- [MATERIAL FOR THE TASK]:
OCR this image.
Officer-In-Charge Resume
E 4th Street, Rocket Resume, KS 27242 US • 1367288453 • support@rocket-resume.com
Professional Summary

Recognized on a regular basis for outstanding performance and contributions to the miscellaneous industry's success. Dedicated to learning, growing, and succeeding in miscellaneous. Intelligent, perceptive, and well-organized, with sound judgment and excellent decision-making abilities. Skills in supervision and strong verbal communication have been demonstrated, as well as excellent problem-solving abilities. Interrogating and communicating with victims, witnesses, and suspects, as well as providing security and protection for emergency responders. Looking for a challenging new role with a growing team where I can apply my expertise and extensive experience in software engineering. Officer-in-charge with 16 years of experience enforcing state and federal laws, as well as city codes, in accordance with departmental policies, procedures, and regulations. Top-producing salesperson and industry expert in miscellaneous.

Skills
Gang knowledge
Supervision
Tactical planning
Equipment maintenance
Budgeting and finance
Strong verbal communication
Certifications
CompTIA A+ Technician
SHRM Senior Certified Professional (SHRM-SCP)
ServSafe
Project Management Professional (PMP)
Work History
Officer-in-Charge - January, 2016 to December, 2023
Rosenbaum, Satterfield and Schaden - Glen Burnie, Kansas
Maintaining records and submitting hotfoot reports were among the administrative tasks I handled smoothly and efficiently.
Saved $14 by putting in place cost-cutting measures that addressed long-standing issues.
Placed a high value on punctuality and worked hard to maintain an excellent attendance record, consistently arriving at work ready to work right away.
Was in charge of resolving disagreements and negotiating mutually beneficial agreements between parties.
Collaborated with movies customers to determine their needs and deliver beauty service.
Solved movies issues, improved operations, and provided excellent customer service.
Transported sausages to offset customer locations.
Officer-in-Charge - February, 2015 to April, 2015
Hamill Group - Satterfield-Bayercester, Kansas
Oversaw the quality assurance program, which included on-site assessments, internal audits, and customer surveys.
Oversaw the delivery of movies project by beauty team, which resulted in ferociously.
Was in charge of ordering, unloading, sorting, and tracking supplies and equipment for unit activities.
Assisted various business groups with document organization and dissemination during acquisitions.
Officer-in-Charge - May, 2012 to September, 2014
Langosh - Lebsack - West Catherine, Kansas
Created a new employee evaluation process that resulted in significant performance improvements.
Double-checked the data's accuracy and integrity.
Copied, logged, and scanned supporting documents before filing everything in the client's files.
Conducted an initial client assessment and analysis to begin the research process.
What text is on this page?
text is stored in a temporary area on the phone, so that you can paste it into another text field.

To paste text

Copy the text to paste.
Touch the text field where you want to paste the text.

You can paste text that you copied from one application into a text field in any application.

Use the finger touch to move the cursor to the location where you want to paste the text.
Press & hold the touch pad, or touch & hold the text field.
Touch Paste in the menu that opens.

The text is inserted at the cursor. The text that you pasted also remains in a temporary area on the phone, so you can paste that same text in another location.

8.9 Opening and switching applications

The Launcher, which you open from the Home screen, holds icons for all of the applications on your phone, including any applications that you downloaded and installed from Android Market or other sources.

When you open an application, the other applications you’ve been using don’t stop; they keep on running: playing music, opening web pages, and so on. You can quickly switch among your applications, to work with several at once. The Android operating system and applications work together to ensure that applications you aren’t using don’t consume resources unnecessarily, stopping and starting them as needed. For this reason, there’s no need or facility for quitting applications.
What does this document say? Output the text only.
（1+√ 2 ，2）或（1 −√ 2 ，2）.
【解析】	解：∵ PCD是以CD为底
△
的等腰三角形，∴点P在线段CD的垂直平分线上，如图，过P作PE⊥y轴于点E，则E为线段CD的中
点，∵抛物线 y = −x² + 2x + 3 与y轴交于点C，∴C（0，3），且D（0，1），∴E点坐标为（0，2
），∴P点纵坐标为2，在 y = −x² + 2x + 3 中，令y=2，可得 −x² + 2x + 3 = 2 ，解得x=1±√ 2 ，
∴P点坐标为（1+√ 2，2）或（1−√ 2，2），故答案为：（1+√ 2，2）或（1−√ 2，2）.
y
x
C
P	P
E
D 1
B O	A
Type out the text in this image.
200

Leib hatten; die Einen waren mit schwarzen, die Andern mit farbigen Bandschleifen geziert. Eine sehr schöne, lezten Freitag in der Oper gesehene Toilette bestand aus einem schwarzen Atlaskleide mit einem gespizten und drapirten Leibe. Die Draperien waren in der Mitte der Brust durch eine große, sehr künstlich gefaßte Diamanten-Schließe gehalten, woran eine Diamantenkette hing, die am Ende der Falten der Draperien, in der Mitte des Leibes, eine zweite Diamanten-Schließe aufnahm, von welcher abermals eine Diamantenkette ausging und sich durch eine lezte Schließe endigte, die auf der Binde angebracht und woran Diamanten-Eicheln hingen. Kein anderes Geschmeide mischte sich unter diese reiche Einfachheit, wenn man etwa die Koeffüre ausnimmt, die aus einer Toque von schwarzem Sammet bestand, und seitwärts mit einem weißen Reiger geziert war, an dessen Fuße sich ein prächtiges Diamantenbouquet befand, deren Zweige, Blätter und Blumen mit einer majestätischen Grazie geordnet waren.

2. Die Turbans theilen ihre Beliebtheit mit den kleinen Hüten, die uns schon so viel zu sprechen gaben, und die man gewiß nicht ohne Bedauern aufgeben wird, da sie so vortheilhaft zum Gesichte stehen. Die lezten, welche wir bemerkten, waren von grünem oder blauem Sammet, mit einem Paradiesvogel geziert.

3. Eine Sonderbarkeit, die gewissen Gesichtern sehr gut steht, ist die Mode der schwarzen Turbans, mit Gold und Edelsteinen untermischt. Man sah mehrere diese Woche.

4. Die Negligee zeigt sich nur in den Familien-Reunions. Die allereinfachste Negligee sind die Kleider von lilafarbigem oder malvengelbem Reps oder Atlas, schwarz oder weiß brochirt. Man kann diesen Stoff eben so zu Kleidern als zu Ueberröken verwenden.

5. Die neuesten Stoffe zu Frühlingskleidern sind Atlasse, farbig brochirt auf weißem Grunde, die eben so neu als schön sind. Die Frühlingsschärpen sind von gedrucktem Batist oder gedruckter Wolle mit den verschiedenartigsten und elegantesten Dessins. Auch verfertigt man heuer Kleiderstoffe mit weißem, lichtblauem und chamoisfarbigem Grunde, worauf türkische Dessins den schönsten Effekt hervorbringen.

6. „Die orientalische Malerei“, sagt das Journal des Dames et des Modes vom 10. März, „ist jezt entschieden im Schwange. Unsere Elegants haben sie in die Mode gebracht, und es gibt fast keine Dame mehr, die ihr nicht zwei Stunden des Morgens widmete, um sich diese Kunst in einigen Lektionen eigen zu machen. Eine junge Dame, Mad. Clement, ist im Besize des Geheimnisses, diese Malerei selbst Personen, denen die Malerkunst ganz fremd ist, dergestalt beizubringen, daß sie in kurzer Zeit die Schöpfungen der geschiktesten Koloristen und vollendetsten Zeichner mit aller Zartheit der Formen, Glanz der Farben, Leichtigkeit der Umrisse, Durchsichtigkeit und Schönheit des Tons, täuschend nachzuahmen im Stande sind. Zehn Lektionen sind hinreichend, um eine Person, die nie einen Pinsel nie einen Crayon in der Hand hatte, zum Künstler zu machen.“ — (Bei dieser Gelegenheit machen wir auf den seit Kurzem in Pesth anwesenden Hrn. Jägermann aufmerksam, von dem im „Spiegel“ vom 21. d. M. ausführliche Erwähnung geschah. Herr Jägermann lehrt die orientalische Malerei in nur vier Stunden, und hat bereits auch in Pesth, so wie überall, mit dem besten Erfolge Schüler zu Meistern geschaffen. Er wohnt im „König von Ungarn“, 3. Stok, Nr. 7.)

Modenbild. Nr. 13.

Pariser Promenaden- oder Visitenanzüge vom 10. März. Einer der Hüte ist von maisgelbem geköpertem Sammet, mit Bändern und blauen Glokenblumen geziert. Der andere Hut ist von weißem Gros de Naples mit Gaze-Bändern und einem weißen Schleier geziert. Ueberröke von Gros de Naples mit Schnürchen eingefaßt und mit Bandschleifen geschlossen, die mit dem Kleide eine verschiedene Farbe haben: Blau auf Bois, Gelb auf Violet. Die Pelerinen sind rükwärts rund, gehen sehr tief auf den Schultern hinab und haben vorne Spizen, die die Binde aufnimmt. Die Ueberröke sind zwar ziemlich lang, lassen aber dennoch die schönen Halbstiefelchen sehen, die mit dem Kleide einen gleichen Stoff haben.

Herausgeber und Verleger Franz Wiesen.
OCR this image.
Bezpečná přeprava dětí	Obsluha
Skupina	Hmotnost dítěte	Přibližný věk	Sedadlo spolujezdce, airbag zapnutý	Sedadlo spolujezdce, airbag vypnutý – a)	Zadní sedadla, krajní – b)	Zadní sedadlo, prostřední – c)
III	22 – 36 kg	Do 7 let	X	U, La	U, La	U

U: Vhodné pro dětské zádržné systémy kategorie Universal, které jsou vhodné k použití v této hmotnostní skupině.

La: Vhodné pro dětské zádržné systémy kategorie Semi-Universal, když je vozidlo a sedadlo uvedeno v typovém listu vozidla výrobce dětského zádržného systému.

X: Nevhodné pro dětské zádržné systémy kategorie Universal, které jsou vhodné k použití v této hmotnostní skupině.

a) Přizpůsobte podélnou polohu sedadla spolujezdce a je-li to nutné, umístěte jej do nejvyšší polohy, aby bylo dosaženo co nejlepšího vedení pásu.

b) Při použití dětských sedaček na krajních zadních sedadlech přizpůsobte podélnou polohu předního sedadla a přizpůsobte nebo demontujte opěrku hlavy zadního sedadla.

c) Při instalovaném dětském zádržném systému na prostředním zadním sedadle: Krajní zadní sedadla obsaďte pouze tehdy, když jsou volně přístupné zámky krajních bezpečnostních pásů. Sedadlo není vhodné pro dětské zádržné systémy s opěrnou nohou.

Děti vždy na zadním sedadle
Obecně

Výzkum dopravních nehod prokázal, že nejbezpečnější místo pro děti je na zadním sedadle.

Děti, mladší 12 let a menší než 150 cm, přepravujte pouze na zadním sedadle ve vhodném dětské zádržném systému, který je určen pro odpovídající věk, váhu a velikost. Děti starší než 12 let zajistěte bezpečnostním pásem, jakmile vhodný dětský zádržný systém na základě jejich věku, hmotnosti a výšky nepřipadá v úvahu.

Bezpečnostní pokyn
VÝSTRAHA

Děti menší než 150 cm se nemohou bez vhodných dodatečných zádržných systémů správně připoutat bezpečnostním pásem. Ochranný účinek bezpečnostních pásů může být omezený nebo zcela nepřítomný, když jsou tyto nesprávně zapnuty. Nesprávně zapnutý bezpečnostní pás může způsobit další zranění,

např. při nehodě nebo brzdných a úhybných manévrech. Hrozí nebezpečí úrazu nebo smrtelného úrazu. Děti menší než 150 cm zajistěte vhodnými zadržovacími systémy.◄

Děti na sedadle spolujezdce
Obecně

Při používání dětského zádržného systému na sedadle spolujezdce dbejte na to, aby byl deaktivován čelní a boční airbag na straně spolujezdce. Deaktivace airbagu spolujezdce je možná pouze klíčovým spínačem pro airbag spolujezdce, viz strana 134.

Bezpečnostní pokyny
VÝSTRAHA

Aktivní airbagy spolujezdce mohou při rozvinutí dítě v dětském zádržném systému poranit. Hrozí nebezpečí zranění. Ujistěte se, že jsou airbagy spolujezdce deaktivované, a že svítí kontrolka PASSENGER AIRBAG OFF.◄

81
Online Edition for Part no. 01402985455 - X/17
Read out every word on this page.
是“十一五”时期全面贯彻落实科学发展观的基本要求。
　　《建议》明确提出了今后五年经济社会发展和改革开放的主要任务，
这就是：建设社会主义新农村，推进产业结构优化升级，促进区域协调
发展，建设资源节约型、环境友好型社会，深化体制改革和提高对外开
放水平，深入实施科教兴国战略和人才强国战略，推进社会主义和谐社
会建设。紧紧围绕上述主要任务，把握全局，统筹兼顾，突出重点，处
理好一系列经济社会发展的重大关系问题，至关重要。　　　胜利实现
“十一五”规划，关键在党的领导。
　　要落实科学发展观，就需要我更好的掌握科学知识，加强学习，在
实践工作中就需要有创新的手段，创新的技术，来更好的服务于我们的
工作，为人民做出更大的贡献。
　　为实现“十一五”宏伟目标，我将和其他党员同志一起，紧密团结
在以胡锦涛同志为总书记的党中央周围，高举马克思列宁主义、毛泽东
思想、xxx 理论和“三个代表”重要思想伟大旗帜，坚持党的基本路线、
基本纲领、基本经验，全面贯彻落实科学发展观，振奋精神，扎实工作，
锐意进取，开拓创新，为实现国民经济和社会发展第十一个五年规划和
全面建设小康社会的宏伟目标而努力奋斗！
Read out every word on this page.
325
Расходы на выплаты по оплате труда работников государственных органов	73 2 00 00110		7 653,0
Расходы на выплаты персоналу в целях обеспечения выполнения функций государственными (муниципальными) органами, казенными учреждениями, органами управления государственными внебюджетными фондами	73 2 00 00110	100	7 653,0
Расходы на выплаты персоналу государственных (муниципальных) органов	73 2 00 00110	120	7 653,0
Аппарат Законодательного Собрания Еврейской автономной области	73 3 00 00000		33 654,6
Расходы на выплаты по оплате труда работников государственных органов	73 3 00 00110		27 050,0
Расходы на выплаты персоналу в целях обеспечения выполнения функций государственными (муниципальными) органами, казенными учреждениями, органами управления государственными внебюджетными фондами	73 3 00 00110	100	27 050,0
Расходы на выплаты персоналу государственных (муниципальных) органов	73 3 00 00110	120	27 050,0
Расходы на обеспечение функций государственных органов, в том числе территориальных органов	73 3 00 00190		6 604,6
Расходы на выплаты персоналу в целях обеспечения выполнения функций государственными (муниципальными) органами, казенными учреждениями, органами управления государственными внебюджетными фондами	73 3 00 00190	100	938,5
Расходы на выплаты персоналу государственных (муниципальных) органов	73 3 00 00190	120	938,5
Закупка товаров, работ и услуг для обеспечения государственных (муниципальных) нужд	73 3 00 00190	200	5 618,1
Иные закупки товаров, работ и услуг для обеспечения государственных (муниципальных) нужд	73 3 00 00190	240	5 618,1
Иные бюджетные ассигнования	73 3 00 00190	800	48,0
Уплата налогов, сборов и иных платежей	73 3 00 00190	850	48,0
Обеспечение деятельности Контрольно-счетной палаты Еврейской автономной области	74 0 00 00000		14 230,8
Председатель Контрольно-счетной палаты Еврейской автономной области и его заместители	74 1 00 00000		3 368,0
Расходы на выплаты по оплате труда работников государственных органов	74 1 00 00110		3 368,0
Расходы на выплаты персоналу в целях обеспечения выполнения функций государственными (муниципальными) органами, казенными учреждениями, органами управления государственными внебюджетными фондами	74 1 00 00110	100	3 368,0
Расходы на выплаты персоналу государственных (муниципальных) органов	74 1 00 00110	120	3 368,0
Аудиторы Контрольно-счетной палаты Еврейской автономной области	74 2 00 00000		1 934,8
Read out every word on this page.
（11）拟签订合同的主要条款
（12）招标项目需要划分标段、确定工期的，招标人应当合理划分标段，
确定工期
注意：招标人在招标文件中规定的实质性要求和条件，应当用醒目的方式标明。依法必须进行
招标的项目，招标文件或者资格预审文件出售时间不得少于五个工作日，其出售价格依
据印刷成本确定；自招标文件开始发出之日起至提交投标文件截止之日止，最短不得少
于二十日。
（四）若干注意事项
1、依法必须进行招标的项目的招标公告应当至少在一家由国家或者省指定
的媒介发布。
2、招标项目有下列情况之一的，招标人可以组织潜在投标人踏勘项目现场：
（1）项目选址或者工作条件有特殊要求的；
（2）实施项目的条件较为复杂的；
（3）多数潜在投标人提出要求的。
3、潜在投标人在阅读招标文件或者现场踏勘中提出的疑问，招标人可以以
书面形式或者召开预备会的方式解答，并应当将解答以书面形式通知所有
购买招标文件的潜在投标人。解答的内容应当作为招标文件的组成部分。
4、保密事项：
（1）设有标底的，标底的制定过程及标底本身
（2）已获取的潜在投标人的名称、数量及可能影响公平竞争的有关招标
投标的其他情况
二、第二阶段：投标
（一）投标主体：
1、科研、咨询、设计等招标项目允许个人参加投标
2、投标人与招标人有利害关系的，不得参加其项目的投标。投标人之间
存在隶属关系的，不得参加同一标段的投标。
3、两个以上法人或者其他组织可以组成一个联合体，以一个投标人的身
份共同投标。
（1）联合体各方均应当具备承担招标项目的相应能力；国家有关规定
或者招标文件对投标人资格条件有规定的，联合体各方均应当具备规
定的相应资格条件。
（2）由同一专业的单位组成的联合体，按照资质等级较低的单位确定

- [GIVEN PROBLEM]:
Find the lines above that contain the word "услуг" and collect them.

- [REPLY]:
Закупка товаров, работ и услуг для обеспечения государственных (муниципальных) нужд	73 3 00 00190	200	5 618,1
Иные закупки товаров, работ и услуг для обеспечения государственных (муниципальных) нужд	73 3 00 00190	240	5 618,1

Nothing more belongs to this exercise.